**WHAT IS ASKED**
Reproduce only the listing lines from the line with "start-button[interactable]: START [183,968,305,1024]" to the line with "delta-symbol: Δ [303,592,321,620]", with every "scale-label" renamed to "tick-label" and nothing else changed.

**RECORDS SHOWN**
— Start —

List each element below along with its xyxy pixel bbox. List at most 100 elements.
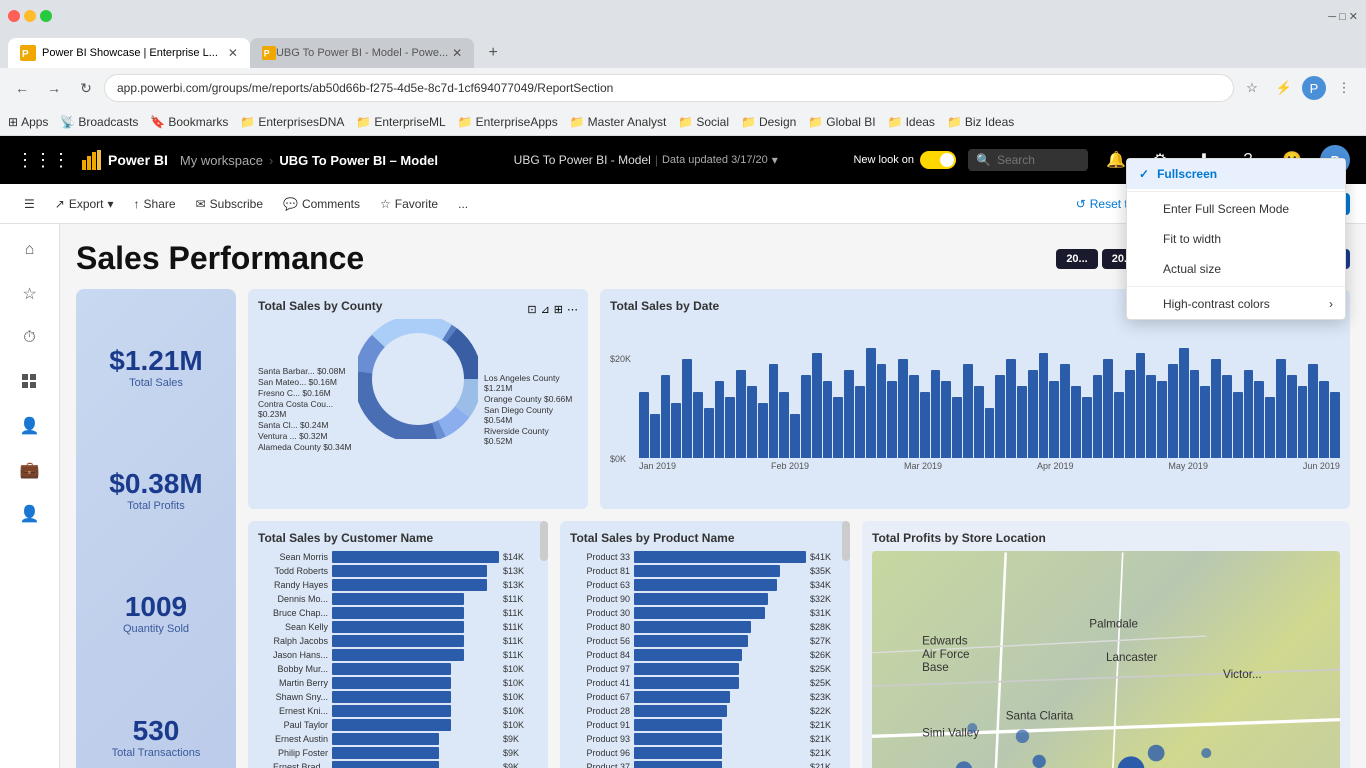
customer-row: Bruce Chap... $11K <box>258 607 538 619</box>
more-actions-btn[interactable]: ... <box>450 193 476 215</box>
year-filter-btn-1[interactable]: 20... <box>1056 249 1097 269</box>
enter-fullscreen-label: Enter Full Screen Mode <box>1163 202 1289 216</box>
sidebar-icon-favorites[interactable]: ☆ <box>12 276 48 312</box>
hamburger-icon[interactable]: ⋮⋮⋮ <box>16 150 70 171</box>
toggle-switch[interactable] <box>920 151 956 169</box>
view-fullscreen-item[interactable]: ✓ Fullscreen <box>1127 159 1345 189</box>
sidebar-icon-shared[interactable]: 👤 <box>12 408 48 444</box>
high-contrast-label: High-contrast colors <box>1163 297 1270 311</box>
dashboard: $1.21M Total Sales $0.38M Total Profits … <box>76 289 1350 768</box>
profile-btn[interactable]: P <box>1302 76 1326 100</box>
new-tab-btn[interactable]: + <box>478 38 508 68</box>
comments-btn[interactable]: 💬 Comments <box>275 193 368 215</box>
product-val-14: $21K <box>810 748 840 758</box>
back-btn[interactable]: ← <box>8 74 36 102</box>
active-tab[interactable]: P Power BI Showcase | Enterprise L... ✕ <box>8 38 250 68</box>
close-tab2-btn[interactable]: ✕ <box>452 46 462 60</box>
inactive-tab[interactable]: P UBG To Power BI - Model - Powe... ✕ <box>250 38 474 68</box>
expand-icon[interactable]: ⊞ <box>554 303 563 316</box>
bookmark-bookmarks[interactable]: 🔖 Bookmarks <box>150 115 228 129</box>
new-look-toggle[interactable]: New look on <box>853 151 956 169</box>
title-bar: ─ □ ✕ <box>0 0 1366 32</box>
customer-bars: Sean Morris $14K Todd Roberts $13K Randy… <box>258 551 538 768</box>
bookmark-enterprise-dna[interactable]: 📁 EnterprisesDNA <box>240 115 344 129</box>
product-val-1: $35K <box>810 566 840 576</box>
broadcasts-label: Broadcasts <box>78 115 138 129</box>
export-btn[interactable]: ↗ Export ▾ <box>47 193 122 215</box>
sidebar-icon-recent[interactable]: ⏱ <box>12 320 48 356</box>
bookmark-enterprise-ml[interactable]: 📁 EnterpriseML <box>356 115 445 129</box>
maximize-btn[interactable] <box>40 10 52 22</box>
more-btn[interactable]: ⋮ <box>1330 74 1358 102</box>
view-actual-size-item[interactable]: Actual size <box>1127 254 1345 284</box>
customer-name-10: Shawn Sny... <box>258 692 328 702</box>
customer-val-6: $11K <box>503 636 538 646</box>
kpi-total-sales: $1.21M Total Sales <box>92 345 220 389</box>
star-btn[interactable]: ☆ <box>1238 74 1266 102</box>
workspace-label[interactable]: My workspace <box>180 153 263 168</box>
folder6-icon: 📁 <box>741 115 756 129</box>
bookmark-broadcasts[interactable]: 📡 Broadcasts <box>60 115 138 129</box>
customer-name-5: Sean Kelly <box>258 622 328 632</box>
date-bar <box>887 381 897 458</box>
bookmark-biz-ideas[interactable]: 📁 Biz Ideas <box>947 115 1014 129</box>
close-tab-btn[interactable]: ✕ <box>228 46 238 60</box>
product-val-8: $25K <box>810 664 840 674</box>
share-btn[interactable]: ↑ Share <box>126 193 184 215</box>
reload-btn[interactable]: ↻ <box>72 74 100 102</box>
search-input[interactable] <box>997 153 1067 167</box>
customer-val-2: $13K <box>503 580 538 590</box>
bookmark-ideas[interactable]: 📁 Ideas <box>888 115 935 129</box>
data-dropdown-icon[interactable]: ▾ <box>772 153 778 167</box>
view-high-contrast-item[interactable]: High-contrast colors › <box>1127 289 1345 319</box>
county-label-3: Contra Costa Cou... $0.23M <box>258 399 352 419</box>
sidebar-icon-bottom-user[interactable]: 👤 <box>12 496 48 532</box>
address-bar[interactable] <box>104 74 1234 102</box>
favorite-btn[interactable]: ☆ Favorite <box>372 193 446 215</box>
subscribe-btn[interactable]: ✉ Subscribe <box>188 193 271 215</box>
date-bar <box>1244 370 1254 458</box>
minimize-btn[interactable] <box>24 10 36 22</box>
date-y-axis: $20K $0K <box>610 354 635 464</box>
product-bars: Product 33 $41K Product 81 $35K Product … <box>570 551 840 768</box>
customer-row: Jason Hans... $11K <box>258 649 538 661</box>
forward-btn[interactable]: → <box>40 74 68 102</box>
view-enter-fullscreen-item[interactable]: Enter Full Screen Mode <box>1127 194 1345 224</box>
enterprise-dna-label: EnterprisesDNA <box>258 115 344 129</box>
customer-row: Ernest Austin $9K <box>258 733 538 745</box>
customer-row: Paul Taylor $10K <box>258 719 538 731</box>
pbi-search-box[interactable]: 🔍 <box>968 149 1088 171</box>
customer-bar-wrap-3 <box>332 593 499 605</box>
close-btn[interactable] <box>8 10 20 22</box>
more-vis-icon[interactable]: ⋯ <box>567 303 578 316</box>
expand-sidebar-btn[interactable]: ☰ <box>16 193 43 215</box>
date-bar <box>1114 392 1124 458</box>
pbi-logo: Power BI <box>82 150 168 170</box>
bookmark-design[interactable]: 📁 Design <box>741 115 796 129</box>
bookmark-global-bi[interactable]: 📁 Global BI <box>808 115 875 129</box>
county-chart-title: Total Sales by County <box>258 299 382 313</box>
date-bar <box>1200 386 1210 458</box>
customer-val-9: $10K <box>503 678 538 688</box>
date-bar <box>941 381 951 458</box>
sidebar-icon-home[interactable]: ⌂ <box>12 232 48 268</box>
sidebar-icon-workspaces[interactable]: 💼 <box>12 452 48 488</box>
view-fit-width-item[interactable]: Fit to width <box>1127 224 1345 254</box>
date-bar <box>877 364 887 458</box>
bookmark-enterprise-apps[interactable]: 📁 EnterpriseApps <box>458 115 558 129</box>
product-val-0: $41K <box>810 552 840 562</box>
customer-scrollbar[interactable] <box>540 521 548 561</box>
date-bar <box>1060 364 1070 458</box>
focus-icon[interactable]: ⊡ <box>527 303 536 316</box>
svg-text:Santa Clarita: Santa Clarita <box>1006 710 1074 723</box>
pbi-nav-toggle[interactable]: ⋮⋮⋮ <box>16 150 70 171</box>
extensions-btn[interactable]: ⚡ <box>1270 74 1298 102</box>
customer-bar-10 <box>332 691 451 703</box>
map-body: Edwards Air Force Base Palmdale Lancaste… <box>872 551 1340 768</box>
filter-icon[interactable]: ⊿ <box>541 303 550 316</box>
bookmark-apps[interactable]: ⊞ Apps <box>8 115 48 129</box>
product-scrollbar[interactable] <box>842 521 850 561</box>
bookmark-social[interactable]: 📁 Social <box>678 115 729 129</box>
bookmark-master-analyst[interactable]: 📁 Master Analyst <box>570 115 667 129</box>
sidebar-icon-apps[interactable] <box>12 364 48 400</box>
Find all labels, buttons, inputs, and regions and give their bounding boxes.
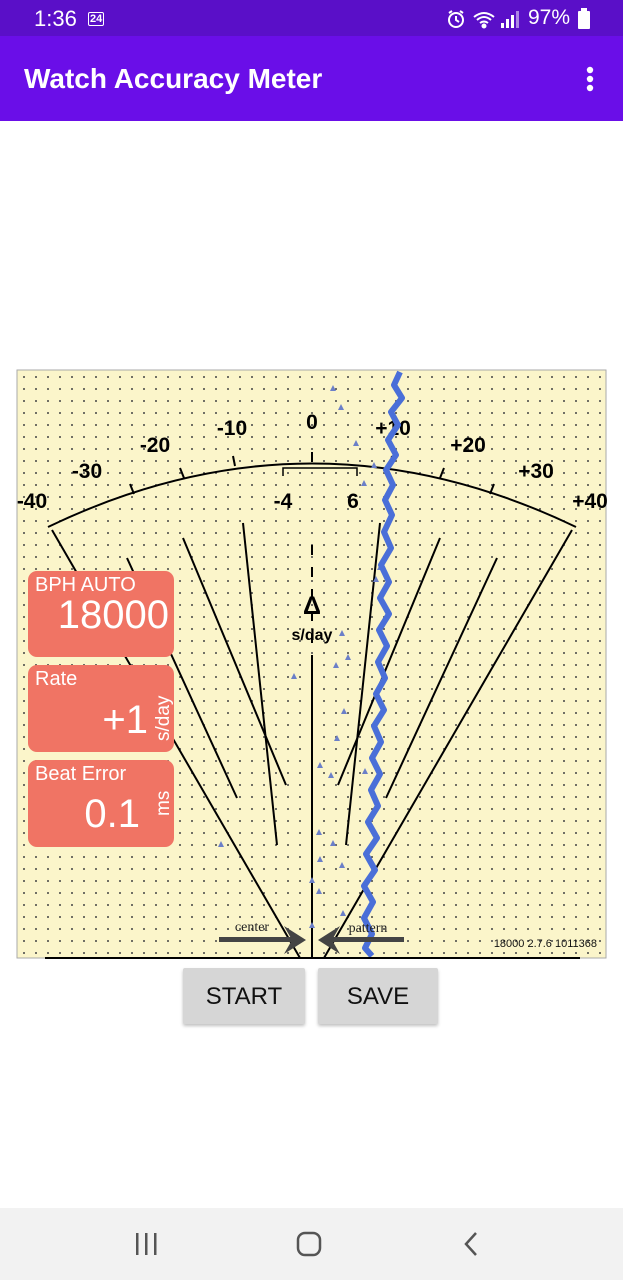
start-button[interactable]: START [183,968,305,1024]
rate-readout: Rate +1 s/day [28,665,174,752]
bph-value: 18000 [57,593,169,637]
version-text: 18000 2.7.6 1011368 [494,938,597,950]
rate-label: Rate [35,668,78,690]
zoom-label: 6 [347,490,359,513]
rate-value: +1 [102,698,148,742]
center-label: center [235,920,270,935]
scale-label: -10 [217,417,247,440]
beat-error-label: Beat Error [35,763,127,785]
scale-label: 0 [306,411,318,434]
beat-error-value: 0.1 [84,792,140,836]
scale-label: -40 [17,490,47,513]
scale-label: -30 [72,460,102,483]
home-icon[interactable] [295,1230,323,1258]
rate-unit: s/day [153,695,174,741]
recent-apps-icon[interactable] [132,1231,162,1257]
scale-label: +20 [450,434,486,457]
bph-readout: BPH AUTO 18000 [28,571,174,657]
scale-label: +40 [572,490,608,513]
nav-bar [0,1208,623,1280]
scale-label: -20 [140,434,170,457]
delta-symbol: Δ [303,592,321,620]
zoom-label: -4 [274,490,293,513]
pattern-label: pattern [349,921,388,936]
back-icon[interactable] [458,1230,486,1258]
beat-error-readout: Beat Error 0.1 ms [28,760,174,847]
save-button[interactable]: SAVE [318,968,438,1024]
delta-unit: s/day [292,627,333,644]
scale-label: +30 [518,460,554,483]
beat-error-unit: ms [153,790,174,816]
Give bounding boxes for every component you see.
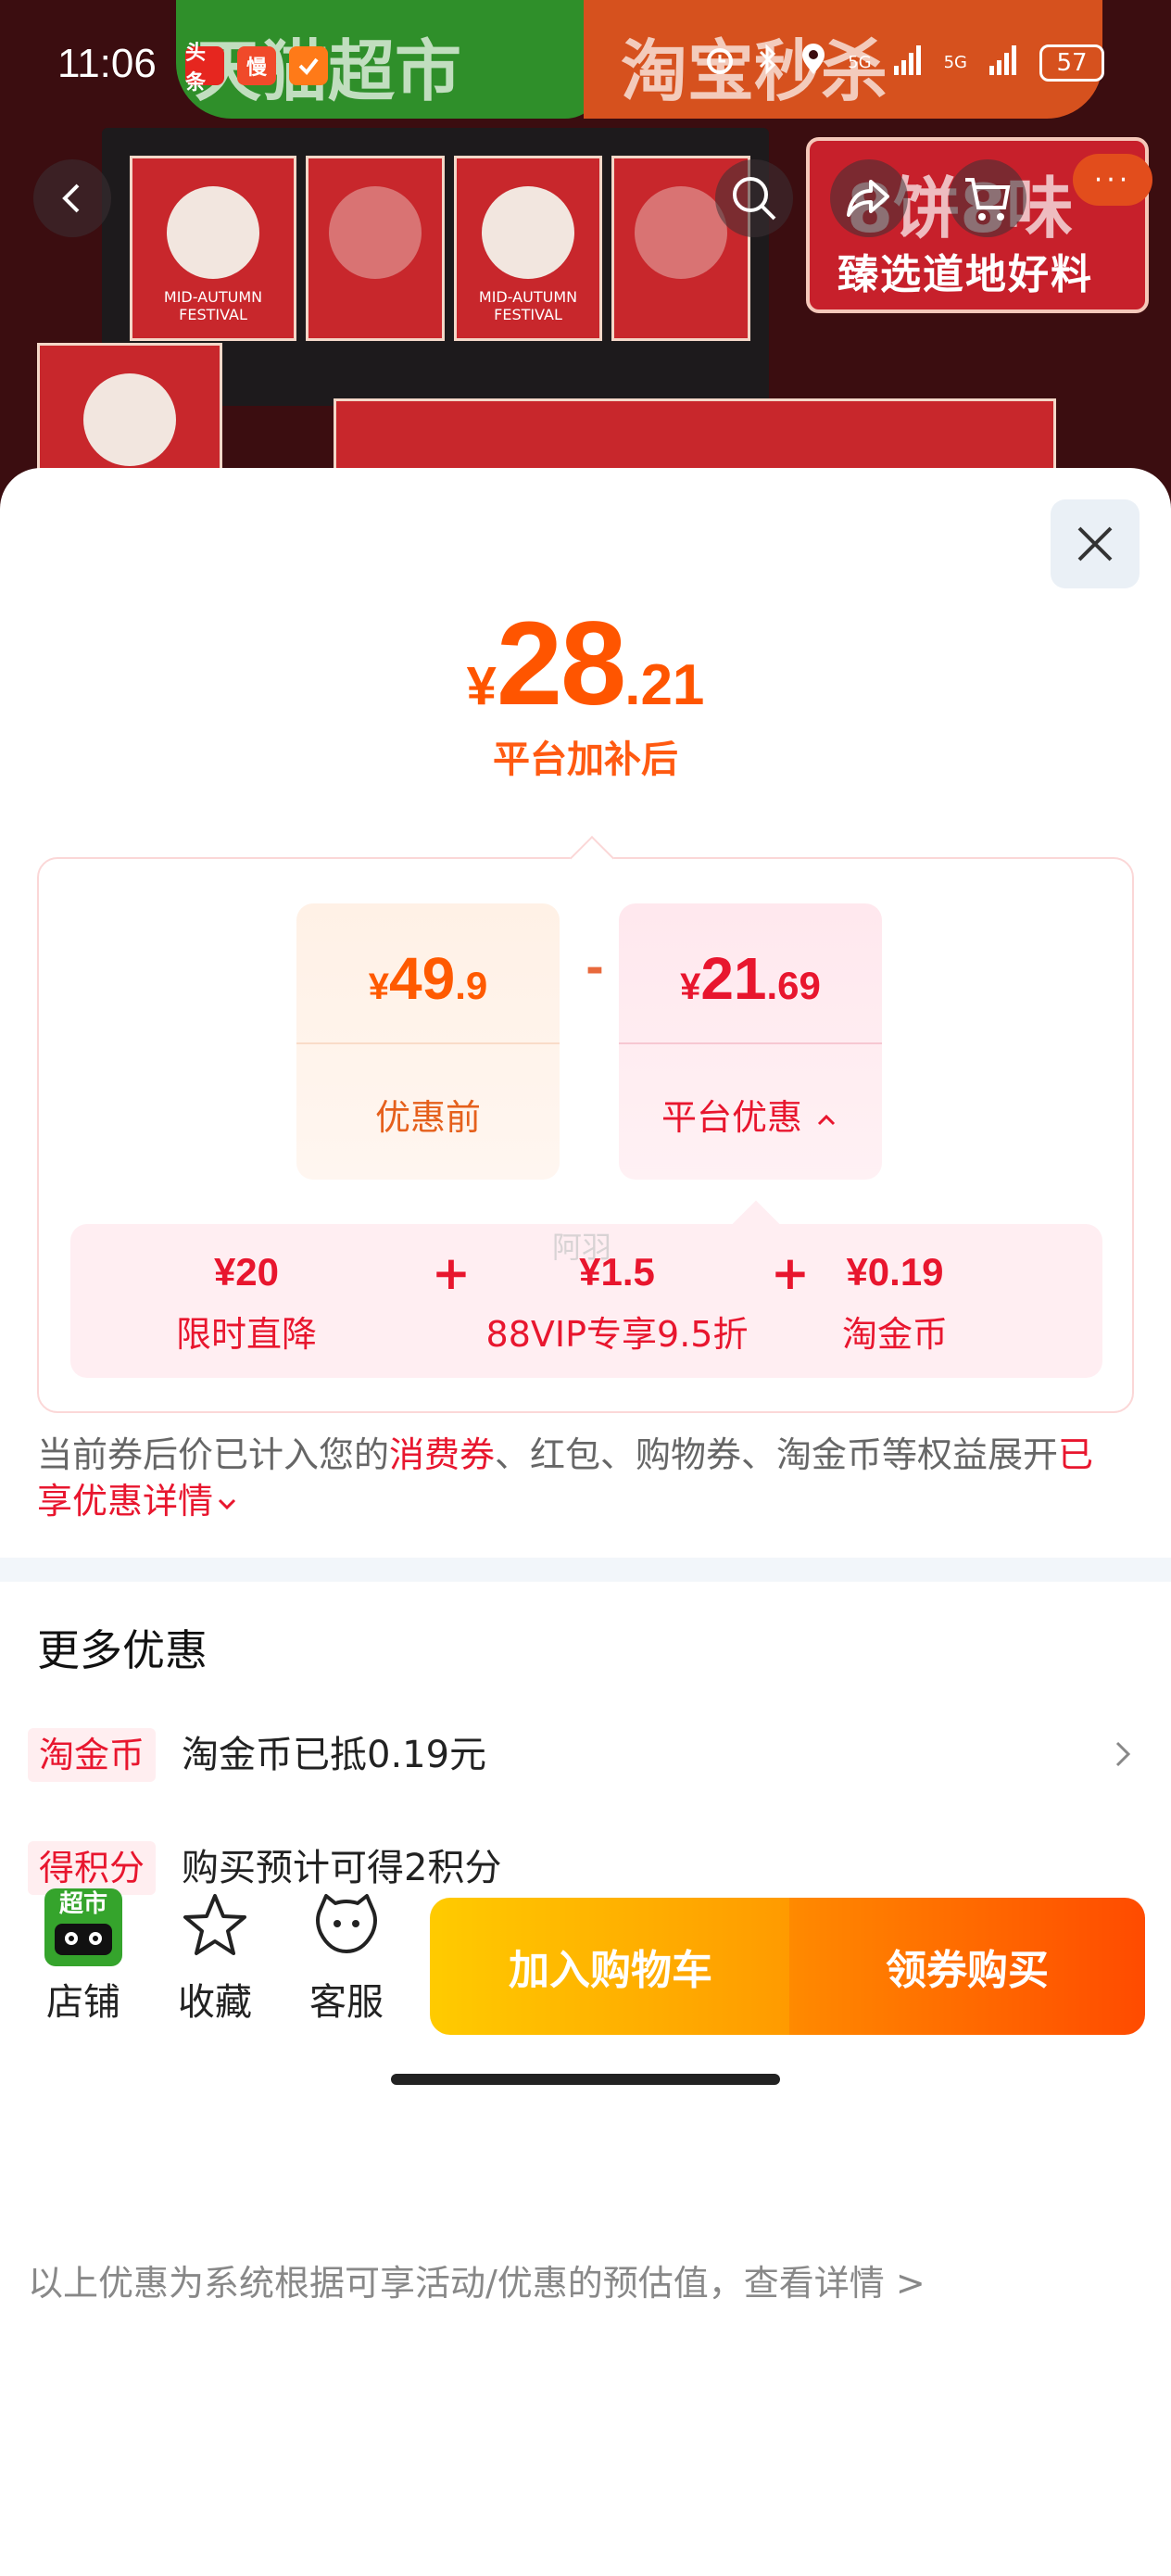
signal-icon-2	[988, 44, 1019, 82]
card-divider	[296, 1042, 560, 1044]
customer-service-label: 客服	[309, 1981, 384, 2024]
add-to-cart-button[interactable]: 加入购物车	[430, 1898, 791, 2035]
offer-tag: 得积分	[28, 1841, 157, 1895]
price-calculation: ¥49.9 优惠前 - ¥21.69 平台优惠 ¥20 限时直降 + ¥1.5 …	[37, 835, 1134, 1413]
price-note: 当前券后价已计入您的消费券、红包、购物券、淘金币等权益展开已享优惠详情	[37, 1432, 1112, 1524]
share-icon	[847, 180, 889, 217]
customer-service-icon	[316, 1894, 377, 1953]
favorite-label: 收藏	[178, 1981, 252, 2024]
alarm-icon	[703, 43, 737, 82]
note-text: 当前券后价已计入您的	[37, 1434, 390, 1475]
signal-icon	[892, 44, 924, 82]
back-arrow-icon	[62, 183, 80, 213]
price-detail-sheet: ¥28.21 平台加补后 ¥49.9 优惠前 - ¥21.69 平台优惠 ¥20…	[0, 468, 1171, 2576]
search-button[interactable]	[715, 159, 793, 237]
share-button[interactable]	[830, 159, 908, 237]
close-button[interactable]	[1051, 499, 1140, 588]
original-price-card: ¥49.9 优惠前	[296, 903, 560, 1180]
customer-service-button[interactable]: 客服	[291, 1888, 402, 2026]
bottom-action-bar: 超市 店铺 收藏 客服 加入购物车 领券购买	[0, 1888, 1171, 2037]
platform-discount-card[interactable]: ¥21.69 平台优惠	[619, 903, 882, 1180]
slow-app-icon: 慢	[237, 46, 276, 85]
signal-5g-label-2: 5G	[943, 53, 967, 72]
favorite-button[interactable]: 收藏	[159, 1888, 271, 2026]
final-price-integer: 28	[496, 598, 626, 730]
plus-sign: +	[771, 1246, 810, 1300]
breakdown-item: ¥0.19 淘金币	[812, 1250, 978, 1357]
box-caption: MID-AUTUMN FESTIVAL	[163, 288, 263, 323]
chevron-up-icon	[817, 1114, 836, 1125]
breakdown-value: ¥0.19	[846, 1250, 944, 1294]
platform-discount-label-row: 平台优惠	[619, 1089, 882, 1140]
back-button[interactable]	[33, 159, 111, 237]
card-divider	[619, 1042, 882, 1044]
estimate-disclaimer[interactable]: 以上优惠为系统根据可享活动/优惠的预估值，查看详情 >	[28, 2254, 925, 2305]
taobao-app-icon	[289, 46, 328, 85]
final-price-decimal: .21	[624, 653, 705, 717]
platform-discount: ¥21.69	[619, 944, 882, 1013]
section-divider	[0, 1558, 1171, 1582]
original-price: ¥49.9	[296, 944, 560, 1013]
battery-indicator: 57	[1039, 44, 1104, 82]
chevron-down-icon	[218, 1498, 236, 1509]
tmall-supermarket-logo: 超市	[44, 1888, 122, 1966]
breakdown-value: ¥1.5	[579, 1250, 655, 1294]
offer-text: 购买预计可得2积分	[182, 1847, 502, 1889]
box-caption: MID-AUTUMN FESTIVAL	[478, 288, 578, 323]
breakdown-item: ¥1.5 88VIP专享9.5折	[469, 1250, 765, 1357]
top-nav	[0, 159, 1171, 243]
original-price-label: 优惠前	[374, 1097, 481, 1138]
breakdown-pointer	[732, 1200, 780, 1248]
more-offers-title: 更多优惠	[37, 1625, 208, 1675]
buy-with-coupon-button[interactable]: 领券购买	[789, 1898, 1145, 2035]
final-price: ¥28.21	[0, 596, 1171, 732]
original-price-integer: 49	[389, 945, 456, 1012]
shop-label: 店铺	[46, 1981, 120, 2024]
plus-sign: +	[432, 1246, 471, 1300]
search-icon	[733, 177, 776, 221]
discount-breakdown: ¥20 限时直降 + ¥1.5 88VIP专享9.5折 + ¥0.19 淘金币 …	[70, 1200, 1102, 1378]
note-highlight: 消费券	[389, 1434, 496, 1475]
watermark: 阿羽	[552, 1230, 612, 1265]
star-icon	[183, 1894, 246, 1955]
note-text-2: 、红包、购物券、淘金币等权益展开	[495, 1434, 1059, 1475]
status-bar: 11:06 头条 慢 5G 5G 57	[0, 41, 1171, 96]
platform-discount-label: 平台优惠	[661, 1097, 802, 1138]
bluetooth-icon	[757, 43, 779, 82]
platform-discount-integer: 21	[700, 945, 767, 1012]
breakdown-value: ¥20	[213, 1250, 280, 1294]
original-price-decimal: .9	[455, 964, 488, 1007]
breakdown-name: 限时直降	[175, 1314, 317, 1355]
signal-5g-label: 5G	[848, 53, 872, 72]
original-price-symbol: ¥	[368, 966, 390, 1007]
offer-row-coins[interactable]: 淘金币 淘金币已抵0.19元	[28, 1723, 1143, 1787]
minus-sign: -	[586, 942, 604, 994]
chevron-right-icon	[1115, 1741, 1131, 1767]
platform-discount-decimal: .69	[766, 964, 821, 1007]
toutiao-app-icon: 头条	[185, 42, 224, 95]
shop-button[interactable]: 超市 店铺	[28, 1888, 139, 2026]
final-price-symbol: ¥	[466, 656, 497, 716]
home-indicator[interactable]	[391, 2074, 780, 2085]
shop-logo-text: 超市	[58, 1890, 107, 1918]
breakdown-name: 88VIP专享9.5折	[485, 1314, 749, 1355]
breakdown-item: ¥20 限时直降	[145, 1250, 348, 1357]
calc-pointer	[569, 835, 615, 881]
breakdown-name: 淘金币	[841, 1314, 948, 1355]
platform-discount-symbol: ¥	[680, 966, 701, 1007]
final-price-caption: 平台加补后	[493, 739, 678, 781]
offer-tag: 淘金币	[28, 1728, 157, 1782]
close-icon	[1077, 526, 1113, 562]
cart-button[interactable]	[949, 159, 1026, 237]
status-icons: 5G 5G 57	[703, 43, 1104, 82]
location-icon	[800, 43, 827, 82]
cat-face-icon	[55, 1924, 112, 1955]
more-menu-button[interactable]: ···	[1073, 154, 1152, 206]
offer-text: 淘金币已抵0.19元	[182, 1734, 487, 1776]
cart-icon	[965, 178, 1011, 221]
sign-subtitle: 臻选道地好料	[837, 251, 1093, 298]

— End —

**RESULT BELOW**
start-button[interactable]: START [183,968,305,1024]
rate-readout: Rate +1 s/day [28,665,174,752]
bph-value: 18000 [57,593,169,637]
version-text: 18000 2.7.6 1011368 [494,938,597,950]
rate-label: Rate [35,668,78,690]
zoom-label: 6 [347,490,359,513]
rate-value: +1 [102,698,148,742]
center-label: center [235,920,270,935]
tick-label: -10 [217,417,247,440]
beat-error-label: Beat Error [35,763,127,785]
tick-label: 0 [306,411,318,434]
beat-error-value: 0.1 [84,792,140,836]
tick-label: -40 [17,490,47,513]
tick-label: -30 [72,460,102,483]
home-icon[interactable] [295,1230,323,1258]
rate-unit: s/day [153,695,174,741]
recent-apps-icon[interactable] [132,1231,162,1257]
tick-label: +20 [450,434,486,457]
bph-readout: BPH AUTO 18000 [28,571,174,657]
tick-label: +40 [572,490,608,513]
nav-bar [0,1208,623,1280]
tick-label: -20 [140,434,170,457]
delta-symbol: Δ [303,592,321,620]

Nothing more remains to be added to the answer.